[PROVIDED MATERIAL]:
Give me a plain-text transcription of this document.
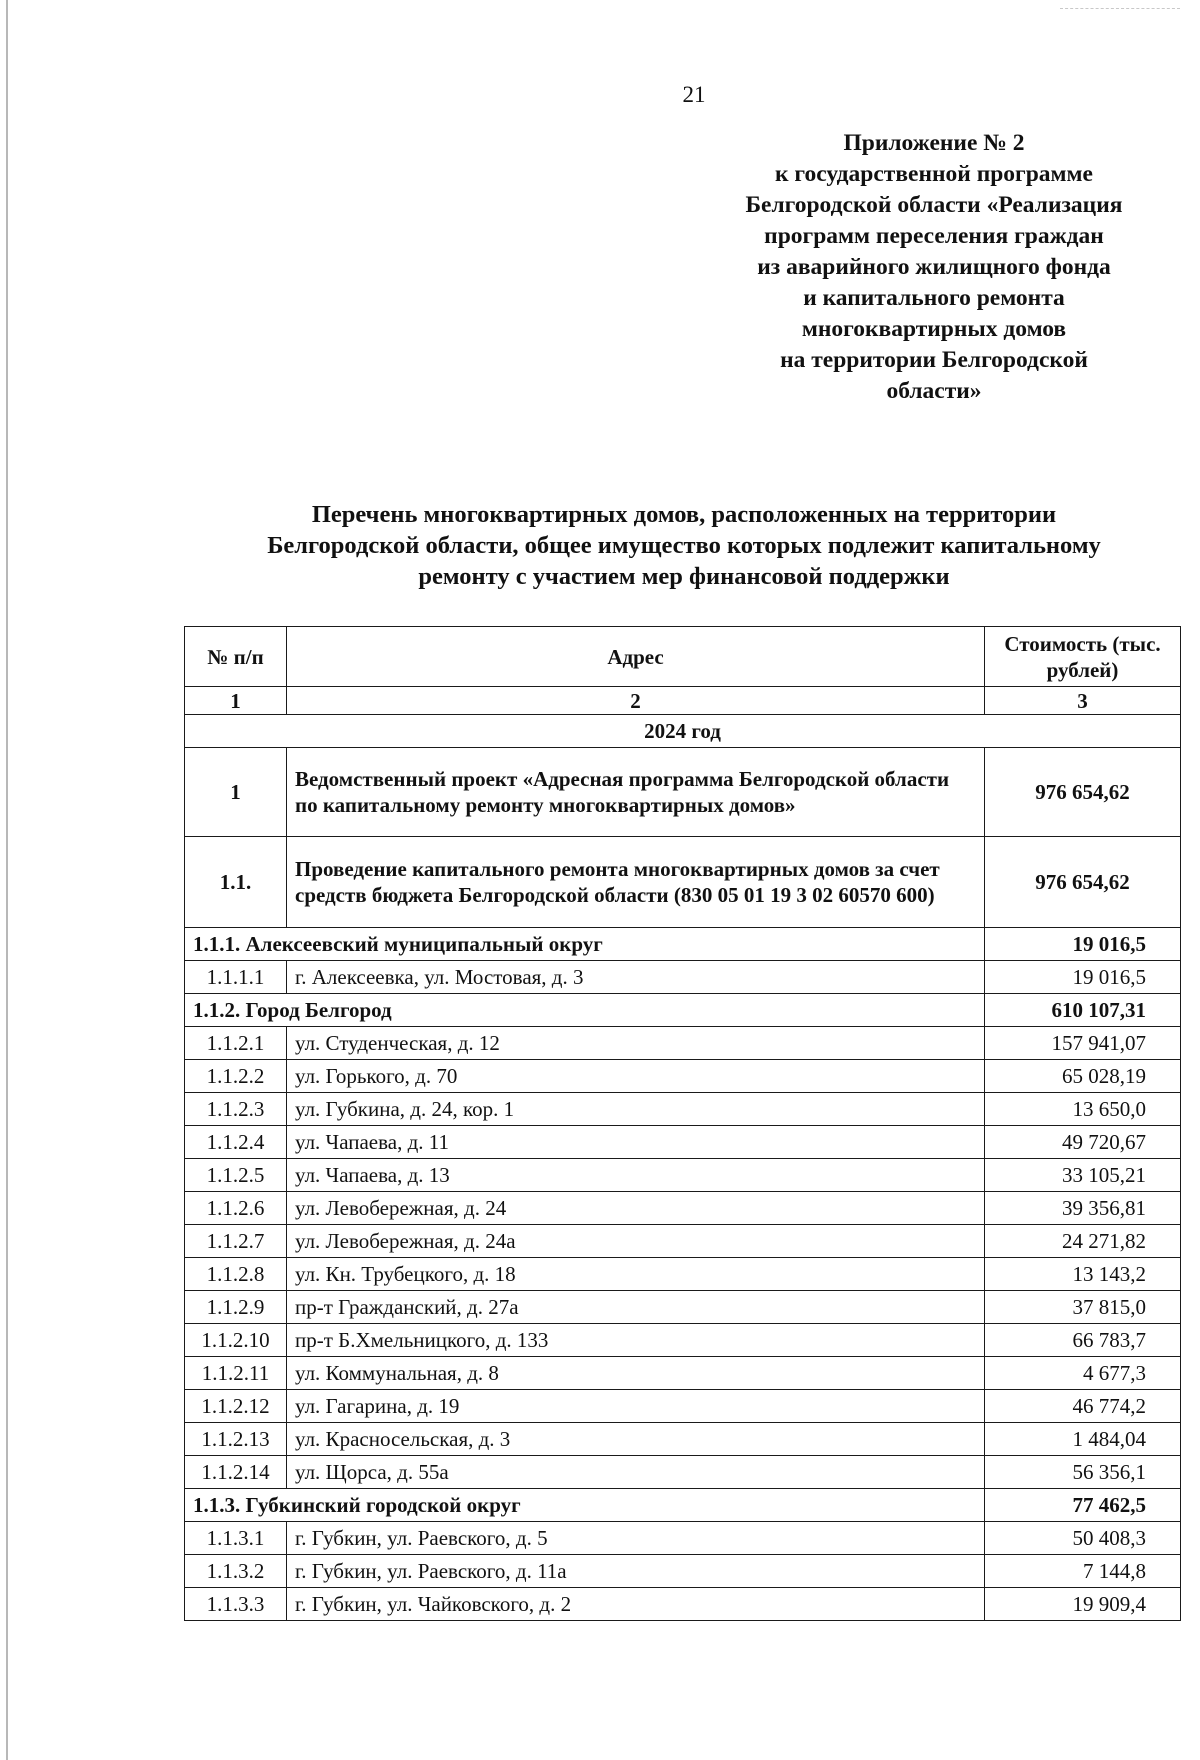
21
Приложение № 2
к государственной программе
Белгородской области «Реализация
программ переселения граждан
из аварийного жилищного фонда
и капитального ремонта
многоквартирных домов
на территории Белгородской
области»
Перечень многоквартирных домов, расположенных на территории
Белгородской области, общее имущество которых подлежит капитальному
ремонту с участием мер финансовой поддержки
№ п/п	Адрес	Стоимость (тыс. рублей)
1	2	3
2024 год		
1	Ведомственный проект «Адресная программа Белгородской области по капитальному ремонту многоквартирных домов»	976 654,62
1.1.	Проведение капитального ремонта многоквартирных домов за счет средств бюджета Белгородской области (830 05 01 19 3 02 60570 600)	976 654,62
1.1.1. Алексеевский муниципальный округ		19 016,5
1.1.1.1	г. Алексеевка, ул. Мостовая, д. 3	19 016,5
1.1.2. Город Белгород		610 107,31
1.1.2.1	ул. Студенческая, д. 12	157 941,07
1.1.2.2	ул. Горького, д. 70	65 028,19
1.1.2.3	ул. Губкина, д. 24, кор. 1	13 650,0
1.1.2.4	ул. Чапаева, д. 11	49 720,67
1.1.2.5	ул. Чапаева, д. 13	33 105,21
1.1.2.6	ул. Левобережная, д. 24	39 356,81
1.1.2.7	ул. Левобережная, д. 24а	24 271,82
1.1.2.8	ул. Кн. Трубецкого, д. 18	13 143,2
1.1.2.9	пр-т Гражданский, д. 27а	37 815,0
1.1.2.10	пр-т Б.Хмельницкого, д. 133	66 783,7
1.1.2.11	ул. Коммунальная, д. 8	4 677,3
1.1.2.12	ул. Гагарина, д. 19	46 774,2
1.1.2.13	ул. Красносельская, д. 3	1 484,04
1.1.2.14	ул. Щорса, д. 55а	56 356,1
1.1.3. Губкинский городской округ		77 462,5
1.1.3.1	г. Губкин, ул. Раевского, д. 5	50 408,3
1.1.3.2	г. Губкин, ул. Раевского, д. 11а	7 144,8
1.1.3.3	г. Губкин, ул. Чайковского, д. 2	19 909,4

[YOUR INSTRUCTIONS]:
Pull out every line of the entries that includes the word "ремонта".

[WRITTEN RESPONSE]:
и капитального ремонта
1.1.	Проведение капитального ремонта многоквартирных домов за счет средств бюджета Белгородской области (830 05 01 19 3 02 60570 600)	976 654,62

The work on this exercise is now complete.